Instructions to follow |
Please answer these three questions about the blog excerpt:
1. What material are the writer's and DH's lunchbox utensils made of?
2. What name have local parents given the elementary school gymnasium-cum-lunchroom?
3. What date appears on the "Family Tree" post?

Page excerpt |
━━━━━━━━

Using my superior powers of deduction, I can tell you I'm pretty sure it's not Small Fry, since he never has occasion to enter or leave the house carrying cutlery. (Which doesn't go to say that he doesn't attempt to do so, just that I regularly frisk him for contraband.) And DH and I each have dedicated lunchbox utensils which are made of bamboo and thus easily differentiated from the metal items tallied in this study.

Which leaves Medium Fry, with a lunch bag, in the elementary school gymnasium-cum-lunchroom. Or, as I and other local parents have come to know it, the Ranchlands Pathogen and Fork Exchange.

Thursday, December 29, 2011

Family Tree

It's a cold truth to face, but sometimes even the trustiest of pals can turn on a person. 

For instance, my longtime friend and ally, Internet Shopping, really fucked me this year. At Christmastime. Ouch. What did I ever do to you to deserve this, Internet Shopping? Couldn't we have just hugged it out instead?

Commence panicked last-minute double-shopping insanity. 

But the bright side of my orders not arriving in time is that I'm already well on my way to being done my shopping for next Christmas. Handy, right? Maybe I can wrap it up by April or so and make people think I'm a complete jackass - people just love it when you rub it in that you're way more psychotic about the holidays than they are. *cough, cough, Martha Stewart*

And on that note, I'd like to take a moment to gloat that I'm done my shopping for the future Mrs. Small Fry's** first Christmas as part of the family:

That's, like, decades ahead of schedule - eat my dust, Martha.

━━━━━━━━

Data extract |
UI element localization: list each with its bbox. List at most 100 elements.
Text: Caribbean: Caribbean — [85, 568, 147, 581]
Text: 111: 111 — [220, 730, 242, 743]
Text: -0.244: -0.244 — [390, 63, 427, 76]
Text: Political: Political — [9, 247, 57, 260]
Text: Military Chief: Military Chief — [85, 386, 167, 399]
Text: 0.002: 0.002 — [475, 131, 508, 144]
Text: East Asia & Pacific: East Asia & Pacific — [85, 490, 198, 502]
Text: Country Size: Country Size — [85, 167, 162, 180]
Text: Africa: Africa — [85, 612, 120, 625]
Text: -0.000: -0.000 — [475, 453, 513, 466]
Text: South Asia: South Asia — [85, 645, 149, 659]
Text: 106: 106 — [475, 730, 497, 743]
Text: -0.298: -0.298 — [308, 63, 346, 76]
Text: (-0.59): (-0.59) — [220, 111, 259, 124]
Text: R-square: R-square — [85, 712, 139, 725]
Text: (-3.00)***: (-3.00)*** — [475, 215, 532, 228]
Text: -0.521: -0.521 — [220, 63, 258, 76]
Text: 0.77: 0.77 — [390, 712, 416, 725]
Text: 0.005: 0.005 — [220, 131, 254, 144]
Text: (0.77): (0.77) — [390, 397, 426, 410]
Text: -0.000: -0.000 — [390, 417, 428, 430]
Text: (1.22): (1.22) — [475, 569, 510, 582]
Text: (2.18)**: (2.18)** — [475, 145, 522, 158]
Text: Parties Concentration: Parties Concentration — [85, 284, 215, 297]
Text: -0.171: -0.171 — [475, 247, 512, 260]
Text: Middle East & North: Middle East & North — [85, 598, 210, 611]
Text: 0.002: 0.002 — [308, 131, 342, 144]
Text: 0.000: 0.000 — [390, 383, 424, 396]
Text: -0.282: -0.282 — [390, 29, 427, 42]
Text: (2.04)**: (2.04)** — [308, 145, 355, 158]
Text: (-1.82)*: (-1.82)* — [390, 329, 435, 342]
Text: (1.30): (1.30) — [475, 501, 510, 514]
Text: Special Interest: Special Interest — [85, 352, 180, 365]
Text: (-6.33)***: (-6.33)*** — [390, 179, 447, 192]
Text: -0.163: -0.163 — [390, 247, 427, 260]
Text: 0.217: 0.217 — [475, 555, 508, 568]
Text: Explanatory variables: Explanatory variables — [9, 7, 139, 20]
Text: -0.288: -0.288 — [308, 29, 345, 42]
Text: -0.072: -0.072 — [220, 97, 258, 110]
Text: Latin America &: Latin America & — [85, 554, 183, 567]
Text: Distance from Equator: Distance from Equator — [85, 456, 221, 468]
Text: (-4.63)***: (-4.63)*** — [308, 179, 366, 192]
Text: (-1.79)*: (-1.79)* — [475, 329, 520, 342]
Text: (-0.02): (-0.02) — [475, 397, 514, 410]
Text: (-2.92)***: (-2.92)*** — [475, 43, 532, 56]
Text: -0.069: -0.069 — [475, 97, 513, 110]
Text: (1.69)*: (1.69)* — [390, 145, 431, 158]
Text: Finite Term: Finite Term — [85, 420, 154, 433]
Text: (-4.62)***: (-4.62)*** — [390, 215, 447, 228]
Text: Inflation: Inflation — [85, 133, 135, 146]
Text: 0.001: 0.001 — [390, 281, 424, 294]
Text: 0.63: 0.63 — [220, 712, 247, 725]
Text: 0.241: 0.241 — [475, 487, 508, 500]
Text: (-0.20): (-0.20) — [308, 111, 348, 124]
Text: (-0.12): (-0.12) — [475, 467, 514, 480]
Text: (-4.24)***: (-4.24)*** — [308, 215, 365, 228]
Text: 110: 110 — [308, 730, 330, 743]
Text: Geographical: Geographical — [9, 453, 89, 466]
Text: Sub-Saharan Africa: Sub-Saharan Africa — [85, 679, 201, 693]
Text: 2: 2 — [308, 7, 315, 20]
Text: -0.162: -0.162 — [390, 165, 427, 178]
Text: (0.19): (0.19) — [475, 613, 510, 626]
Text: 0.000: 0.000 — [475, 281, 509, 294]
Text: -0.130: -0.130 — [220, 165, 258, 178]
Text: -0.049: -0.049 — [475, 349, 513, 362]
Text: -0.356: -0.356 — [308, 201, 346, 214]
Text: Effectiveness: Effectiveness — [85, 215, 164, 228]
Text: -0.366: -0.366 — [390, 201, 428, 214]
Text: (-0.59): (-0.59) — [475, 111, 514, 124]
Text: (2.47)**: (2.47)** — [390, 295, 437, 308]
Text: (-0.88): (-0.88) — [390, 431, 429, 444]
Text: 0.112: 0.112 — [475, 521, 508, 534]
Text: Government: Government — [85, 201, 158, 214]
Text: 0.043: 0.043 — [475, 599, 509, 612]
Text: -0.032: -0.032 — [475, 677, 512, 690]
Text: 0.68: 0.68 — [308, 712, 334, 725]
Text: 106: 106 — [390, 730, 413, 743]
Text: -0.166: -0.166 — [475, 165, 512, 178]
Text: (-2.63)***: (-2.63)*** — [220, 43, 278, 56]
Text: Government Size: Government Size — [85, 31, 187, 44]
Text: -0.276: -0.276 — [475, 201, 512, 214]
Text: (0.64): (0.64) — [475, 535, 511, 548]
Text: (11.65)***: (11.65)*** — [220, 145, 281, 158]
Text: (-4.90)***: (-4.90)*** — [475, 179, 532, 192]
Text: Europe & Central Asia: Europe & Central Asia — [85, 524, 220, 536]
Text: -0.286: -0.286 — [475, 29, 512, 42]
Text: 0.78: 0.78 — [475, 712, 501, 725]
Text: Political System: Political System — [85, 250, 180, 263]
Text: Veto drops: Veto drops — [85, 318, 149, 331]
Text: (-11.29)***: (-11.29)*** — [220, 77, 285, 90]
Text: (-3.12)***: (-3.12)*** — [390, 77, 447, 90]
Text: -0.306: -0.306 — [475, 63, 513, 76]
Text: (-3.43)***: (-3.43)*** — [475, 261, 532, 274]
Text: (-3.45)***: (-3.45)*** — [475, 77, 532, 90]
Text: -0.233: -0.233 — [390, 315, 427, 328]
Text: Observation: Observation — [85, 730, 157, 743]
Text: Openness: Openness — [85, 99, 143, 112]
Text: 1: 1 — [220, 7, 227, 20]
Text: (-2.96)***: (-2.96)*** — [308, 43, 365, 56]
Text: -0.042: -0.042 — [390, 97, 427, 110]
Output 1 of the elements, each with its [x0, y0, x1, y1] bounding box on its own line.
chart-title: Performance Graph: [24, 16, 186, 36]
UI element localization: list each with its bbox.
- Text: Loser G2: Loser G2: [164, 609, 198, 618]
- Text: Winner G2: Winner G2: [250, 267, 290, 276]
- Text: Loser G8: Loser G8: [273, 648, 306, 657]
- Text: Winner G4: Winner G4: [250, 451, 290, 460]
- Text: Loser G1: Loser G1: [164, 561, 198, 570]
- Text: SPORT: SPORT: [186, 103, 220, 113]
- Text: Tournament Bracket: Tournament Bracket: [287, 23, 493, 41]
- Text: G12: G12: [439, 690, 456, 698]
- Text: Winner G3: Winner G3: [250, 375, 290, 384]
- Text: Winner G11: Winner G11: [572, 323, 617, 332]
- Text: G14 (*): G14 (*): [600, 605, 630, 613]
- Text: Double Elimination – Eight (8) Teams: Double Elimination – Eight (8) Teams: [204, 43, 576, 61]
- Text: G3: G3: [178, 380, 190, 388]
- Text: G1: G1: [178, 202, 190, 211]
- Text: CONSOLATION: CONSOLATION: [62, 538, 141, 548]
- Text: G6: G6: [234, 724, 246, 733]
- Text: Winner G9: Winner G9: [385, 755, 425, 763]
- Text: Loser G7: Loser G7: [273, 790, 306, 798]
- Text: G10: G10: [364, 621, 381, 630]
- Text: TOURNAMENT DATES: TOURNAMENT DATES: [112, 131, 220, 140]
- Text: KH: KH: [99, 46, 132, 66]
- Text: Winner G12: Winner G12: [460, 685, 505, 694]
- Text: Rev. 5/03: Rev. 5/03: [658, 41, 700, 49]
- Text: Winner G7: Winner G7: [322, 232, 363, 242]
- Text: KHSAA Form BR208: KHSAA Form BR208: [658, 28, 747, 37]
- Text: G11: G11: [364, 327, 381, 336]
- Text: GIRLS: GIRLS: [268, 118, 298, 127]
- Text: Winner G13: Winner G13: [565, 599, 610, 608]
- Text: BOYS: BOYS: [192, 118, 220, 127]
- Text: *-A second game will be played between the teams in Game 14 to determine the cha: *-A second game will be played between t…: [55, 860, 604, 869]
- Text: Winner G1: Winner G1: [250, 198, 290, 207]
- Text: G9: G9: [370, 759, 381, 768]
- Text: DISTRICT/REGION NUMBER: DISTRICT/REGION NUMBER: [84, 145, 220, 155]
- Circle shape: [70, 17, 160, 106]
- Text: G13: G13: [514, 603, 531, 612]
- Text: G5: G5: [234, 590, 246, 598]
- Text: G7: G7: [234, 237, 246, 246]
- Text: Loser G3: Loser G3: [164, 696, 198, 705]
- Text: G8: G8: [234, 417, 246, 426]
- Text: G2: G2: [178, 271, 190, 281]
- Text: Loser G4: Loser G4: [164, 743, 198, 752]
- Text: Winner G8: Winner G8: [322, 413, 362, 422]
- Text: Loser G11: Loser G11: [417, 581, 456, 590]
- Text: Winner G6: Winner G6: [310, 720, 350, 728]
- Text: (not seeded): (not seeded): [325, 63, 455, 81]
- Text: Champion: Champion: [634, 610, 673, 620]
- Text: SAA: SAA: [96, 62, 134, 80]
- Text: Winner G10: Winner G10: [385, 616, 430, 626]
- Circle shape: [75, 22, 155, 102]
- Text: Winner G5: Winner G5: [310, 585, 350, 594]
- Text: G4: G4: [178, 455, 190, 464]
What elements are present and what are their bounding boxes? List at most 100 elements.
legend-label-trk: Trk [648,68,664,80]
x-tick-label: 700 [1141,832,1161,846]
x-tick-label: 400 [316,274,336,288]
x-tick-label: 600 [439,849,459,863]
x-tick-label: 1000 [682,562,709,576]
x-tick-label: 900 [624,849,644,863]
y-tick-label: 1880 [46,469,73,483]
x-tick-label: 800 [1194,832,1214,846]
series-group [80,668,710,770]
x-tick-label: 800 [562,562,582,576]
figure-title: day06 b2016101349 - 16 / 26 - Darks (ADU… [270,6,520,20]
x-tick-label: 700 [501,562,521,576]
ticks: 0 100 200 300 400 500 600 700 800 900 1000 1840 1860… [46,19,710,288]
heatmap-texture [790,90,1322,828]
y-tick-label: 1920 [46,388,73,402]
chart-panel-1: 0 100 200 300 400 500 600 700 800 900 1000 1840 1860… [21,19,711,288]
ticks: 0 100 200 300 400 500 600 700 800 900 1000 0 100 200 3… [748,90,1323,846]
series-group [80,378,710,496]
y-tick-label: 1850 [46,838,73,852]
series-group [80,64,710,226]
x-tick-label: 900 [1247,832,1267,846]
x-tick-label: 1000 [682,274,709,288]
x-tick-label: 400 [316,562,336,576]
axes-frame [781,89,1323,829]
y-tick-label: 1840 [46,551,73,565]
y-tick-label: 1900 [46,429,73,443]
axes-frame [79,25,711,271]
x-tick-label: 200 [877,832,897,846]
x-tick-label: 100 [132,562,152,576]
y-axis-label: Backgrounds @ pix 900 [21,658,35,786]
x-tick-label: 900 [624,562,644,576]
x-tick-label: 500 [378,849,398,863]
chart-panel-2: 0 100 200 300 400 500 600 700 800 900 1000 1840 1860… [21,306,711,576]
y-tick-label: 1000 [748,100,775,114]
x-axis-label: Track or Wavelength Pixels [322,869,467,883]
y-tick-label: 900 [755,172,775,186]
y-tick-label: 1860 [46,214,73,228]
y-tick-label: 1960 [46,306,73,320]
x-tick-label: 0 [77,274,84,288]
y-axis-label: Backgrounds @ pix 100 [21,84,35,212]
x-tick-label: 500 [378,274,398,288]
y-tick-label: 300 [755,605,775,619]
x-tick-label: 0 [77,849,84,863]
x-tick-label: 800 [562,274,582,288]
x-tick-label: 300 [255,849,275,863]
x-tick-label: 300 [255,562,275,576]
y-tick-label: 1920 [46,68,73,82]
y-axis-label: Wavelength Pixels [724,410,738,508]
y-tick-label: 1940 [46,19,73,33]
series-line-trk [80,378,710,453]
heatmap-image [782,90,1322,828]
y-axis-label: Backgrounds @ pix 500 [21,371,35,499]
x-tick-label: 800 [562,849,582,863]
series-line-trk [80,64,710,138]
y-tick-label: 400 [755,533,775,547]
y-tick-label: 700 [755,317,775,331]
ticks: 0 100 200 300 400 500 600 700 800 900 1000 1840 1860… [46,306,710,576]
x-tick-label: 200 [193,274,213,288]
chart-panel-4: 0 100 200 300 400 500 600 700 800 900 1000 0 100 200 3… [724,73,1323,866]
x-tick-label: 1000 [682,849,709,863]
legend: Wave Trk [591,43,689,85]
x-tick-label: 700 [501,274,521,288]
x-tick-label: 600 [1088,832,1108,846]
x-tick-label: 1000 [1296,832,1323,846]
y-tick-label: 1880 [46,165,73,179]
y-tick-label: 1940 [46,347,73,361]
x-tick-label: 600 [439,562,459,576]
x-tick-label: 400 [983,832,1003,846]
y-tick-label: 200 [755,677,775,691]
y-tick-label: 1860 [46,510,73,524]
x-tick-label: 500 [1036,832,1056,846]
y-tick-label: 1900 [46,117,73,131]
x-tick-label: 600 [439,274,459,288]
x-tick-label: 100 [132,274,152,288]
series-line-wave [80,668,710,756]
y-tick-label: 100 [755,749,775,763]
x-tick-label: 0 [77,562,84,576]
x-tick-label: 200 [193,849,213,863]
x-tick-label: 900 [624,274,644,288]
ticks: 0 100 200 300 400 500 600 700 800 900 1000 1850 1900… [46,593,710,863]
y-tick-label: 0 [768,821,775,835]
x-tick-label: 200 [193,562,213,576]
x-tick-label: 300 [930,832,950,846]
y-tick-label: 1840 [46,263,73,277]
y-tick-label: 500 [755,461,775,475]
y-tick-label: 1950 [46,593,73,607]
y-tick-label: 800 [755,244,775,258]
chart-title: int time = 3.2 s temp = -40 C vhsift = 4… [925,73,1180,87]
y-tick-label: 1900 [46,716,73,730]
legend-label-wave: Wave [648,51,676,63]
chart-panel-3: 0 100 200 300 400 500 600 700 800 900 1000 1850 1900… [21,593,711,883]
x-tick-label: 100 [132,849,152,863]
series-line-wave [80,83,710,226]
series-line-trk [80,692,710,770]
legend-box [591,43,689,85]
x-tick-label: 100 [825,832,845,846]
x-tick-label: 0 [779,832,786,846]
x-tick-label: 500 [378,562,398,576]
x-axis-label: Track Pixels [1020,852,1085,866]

━━━━━━━━

Solution |
1. Bamboo.
2. The Ranchlands Pathogen and Fork Exchange.
3. Thursday, December 29, 2011.